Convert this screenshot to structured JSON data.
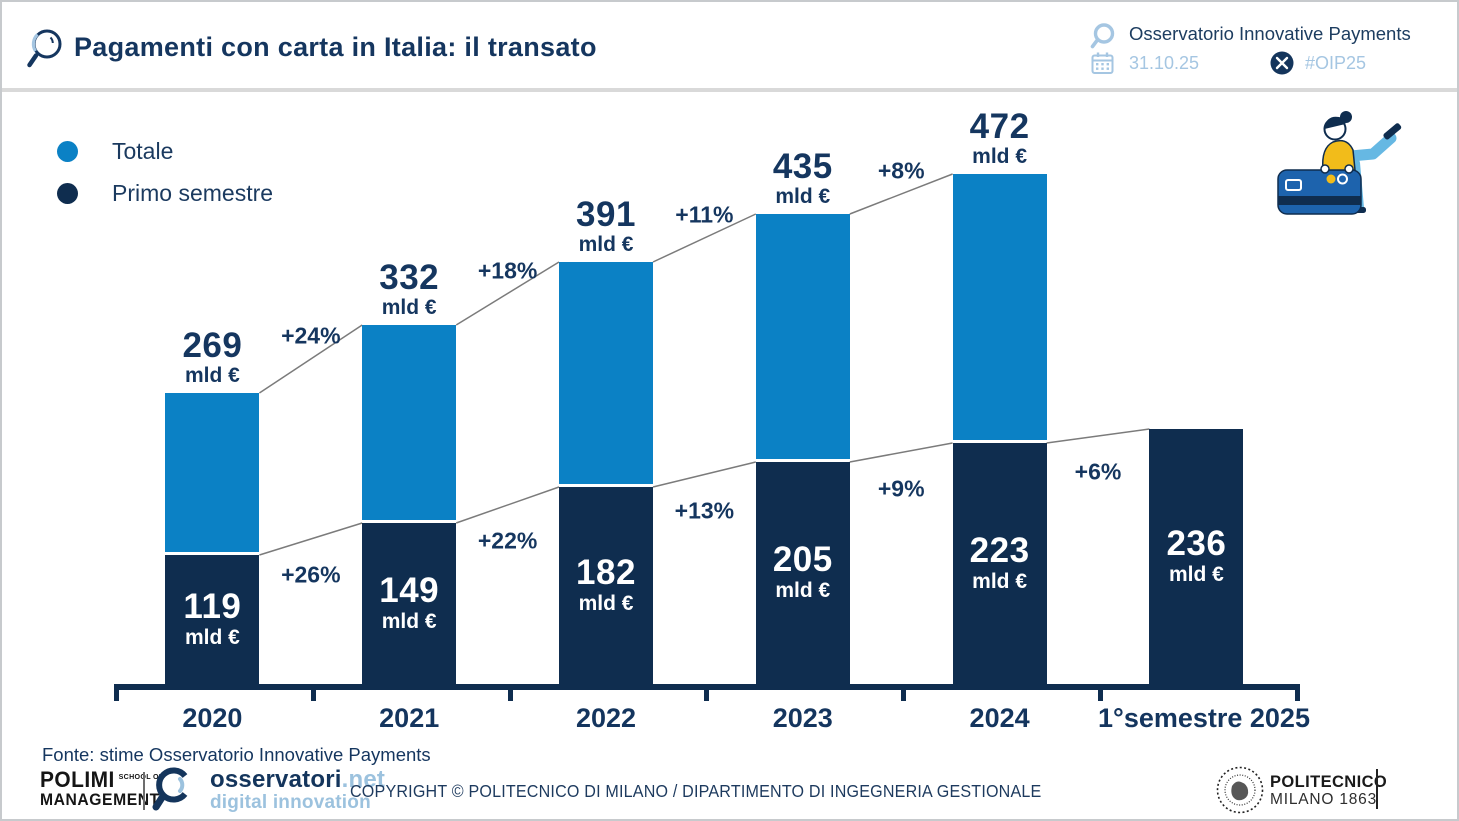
{
  "header": {
    "title": "Pagamenti con carta in Italia: il transato",
    "org": "Osservatorio Innovative Payments",
    "date": "31.10.25",
    "hashtag": "#OIP25"
  },
  "legend": {
    "items": [
      {
        "label": "Totale",
        "color": "#0b81c5"
      },
      {
        "label": "Primo semestre",
        "color": "#0f2d4f"
      }
    ]
  },
  "chart_data": {
    "type": "bar",
    "stacked": true,
    "title": "Pagamenti con carta in Italia: il transato",
    "categories": [
      "2020",
      "2021",
      "2022",
      "2023",
      "2024",
      "1°semestre 2025"
    ],
    "series": [
      {
        "name": "Totale",
        "color": "#0b81c5",
        "values": [
          269,
          332,
          391,
          435,
          472,
          null
        ]
      },
      {
        "name": "Primo semestre",
        "color": "#0f2d4f",
        "values": [
          119,
          149,
          182,
          205,
          223,
          236
        ]
      }
    ],
    "value_suffix": "mld €",
    "growth_totale": [
      "+24%",
      "+18%",
      "+11%",
      "+8%"
    ],
    "growth_primo_semestre": [
      "+26%",
      "+22%",
      "+13%",
      "+9%",
      "+6%"
    ],
    "ylim": [
      0,
      472
    ],
    "grid": false,
    "legend_position": "top-left"
  },
  "source_note": "Fonte: stime Osservatorio Innovative Payments",
  "footer": {
    "polimi": {
      "brand": "POLIMI",
      "school_of": "SCHOOL OF",
      "line2": "MANAGEMENT"
    },
    "osservatori": {
      "brand": "osservatori",
      "tld": ".net",
      "tagline": "digital innovation"
    },
    "copyright": "COPYRIGHT © POLITECNICO DI MILANO / DIPARTIMENTO DI INGEGNERIA GESTIONALE",
    "politecnico": {
      "line1": "POLITECNICO",
      "line2": "MILANO 1863"
    }
  },
  "colors": {
    "totale": "#0b81c5",
    "primo_semestre": "#0f2d4f",
    "text_navy": "#15365f",
    "light_blue_text": "#a5c6e2",
    "connector": "#7b7b7b",
    "illustration_yellow": "#f2bc1a",
    "illustration_card_blue": "#1d63ad",
    "illustration_pants_blue": "#66b8e3"
  }
}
════════════════════
> _Task description_:
The records above need to be restated word for word, with the pictures left out.

> _Worked answer_:
Convert this screenshot to structured JSON data.
{
  "header": {
    "title": "Pagamenti con carta in Italia: il transato",
    "org": "Osservatorio Innovative Payments",
    "date": "31.10.25",
    "hashtag": "#OIP25"
  },
  "legend": {
    "items": [
      {
        "label": "Totale",
        "color": "#0b81c5"
      },
      {
        "label": "Primo semestre",
        "color": "#0f2d4f"
      }
    ]
  },
  "chart_data": {
    "type": "bar",
    "stacked": true,
    "title": "Pagamenti con carta in Italia: il transato",
    "categories": [
      "2020",
      "2021",
      "2022",
      "2023",
      "2024",
      "1°semestre 2025"
    ],
    "series": [
      {
        "name": "Totale",
        "color": "#0b81c5",
        "values": [
          269,
          332,
          391,
          435,
          472,
          null
        ]
      },
      {
        "name": "Primo semestre",
        "color": "#0f2d4f",
        "values": [
          119,
          149,
          182,
          205,
          223,
          236
        ]
      }
    ],
    "value_suffix": "mld €",
    "growth_totale": [
      "+24%",
      "+18%",
      "+11%",
      "+8%"
    ],
    "growth_primo_semestre": [
      "+26%",
      "+22%",
      "+13%",
      "+9%",
      "+6%"
    ],
    "ylim": [
      0,
      472
    ],
    "grid": false,
    "legend_position": "top-left"
  },
  "source_note": "Fonte: stime Osservatorio Innovative Payments",
  "footer": {
    "polimi": {
      "brand": "POLIMI",
      "school_of": "SCHOOL OF",
      "line2": "MANAGEMENT"
    },
    "osservatori": {
      "brand": "osservatori",
      "tld": ".net",
      "tagline": "digital innovation"
    },
    "copyright": "COPYRIGHT © POLITECNICO DI MILANO / DIPARTIMENTO DI INGEGNERIA GESTIONALE",
    "politecnico": {
      "line1": "POLITECNICO",
      "line2": "MILANO 1863"
    }
  },
  "colors": {
    "totale": "#0b81c5",
    "primo_semestre": "#0f2d4f",
    "text_navy": "#15365f",
    "light_blue_text": "#a5c6e2",
    "connector": "#7b7b7b",
    "illustration_yellow": "#f2bc1a",
    "illustration_card_blue": "#1d63ad",
    "illustration_pants_blue": "#66b8e3"
  }
}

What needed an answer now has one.